Where the data below has the string "text", return the whole line.

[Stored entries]
***

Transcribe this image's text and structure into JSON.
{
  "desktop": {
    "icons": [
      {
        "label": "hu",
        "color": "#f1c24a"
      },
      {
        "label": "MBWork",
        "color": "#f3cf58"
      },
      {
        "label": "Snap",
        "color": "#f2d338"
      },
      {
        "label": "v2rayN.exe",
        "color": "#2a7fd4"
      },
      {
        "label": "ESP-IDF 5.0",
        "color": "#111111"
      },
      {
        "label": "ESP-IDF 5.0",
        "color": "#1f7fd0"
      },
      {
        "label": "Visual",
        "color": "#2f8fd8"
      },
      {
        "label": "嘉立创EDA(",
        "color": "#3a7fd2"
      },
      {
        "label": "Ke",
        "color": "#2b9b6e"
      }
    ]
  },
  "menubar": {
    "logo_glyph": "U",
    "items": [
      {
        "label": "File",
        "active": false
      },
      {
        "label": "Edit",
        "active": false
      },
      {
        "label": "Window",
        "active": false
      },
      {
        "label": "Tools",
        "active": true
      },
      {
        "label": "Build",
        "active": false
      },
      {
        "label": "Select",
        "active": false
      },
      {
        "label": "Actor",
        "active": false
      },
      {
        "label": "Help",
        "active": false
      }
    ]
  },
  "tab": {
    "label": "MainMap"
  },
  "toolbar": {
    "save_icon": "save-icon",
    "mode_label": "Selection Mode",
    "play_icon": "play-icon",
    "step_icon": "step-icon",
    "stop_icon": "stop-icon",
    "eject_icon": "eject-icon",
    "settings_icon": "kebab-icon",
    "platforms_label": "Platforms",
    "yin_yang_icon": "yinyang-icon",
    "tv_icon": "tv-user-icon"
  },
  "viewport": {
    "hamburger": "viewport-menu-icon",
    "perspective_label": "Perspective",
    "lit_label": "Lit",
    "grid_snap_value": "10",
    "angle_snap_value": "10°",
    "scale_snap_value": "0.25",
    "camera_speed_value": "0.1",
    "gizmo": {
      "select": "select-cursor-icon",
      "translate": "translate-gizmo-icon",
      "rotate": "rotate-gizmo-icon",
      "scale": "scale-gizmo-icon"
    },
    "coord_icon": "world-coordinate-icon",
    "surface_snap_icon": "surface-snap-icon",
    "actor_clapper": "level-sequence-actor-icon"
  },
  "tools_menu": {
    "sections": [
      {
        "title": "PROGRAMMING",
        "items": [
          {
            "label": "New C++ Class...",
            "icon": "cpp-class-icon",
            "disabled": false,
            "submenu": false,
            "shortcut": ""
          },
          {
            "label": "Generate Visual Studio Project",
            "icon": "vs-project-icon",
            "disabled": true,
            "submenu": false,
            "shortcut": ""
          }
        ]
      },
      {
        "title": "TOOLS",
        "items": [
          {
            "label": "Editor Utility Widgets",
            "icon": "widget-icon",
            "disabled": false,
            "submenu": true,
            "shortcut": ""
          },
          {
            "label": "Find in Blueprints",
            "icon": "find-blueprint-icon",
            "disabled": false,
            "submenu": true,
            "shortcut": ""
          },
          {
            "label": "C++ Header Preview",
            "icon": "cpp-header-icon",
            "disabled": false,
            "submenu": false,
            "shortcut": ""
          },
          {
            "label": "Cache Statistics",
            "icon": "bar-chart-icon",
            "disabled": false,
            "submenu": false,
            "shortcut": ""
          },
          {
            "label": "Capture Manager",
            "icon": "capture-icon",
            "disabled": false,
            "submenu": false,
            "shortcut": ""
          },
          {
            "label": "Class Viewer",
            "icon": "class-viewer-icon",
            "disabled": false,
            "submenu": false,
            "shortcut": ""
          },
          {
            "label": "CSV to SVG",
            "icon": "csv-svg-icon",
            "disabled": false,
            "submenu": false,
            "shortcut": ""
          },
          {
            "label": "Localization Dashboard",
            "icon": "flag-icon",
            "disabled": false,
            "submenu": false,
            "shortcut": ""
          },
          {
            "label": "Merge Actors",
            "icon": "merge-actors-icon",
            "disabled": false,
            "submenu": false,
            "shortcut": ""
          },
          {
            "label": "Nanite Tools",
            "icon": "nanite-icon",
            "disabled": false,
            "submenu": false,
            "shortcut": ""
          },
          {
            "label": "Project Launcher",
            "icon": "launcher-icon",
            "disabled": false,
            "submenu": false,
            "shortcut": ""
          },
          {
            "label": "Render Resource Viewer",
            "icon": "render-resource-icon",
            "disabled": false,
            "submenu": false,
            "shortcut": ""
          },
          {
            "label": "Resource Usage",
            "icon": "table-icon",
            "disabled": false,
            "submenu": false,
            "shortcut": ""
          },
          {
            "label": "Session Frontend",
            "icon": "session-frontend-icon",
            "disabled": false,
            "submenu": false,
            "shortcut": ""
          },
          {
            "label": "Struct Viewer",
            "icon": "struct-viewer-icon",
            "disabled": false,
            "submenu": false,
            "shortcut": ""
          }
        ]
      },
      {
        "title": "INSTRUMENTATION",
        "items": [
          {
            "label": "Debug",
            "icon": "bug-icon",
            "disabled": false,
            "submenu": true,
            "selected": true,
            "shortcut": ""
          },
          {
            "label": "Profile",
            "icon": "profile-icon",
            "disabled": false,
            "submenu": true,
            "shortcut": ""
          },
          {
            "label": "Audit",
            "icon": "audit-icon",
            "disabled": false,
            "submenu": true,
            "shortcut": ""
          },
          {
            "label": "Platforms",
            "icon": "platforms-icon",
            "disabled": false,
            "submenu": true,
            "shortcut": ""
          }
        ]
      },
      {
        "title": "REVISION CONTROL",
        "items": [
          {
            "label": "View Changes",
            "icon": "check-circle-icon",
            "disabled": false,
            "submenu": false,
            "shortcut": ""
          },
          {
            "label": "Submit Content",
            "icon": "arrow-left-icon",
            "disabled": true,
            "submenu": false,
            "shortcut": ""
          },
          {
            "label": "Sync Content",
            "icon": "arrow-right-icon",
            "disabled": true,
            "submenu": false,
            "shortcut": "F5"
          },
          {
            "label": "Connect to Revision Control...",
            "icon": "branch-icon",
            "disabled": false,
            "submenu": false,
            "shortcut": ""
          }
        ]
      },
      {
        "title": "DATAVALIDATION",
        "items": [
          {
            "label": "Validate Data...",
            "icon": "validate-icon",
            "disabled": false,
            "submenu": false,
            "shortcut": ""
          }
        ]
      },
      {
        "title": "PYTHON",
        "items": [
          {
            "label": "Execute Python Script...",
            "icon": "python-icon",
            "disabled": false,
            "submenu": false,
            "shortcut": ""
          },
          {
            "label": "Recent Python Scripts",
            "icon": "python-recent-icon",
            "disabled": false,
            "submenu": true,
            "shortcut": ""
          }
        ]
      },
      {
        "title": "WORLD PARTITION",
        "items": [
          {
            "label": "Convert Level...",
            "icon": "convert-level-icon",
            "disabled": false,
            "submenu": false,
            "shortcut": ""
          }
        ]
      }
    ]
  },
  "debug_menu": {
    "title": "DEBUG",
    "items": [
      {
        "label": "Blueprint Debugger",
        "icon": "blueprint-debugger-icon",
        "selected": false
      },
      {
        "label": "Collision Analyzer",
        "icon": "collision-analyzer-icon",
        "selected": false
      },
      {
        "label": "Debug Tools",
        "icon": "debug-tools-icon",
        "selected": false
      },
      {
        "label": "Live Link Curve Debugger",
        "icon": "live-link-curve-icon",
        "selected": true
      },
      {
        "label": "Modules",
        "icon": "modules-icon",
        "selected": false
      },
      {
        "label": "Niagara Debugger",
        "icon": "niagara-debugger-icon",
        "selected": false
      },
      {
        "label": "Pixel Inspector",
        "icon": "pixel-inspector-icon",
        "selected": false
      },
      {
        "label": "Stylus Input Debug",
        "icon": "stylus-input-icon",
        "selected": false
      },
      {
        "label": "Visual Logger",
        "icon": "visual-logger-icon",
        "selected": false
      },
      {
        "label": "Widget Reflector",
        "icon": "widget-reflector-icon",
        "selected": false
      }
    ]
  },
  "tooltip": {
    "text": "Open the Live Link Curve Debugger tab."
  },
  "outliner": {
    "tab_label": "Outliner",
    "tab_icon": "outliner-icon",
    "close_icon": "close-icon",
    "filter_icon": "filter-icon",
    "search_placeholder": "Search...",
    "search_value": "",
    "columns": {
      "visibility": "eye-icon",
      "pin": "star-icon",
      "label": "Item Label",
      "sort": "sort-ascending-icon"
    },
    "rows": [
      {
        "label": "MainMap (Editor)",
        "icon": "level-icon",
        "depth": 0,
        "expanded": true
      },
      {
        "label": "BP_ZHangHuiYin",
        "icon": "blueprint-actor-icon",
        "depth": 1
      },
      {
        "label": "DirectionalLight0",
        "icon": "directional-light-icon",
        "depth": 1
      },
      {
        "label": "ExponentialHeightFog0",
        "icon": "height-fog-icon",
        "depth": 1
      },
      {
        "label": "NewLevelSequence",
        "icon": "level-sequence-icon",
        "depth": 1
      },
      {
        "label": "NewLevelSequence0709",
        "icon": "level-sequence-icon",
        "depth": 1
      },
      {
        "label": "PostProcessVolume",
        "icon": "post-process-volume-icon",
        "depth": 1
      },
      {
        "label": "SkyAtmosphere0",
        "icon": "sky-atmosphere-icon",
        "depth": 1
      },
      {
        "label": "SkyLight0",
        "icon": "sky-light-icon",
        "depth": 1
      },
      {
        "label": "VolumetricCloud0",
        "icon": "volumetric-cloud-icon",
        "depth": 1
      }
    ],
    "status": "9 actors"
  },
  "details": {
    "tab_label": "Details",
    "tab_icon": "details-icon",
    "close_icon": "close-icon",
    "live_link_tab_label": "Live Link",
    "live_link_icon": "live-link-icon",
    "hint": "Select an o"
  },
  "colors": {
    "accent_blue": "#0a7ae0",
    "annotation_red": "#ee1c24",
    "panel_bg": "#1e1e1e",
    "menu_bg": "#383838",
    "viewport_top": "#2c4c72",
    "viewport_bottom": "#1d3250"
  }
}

***

■ **RESULT FOR THIS EXERCISE**:
Transcribe this image's text and structure into JSON.
    "text": "Open the Live Link Curve Debugger tab."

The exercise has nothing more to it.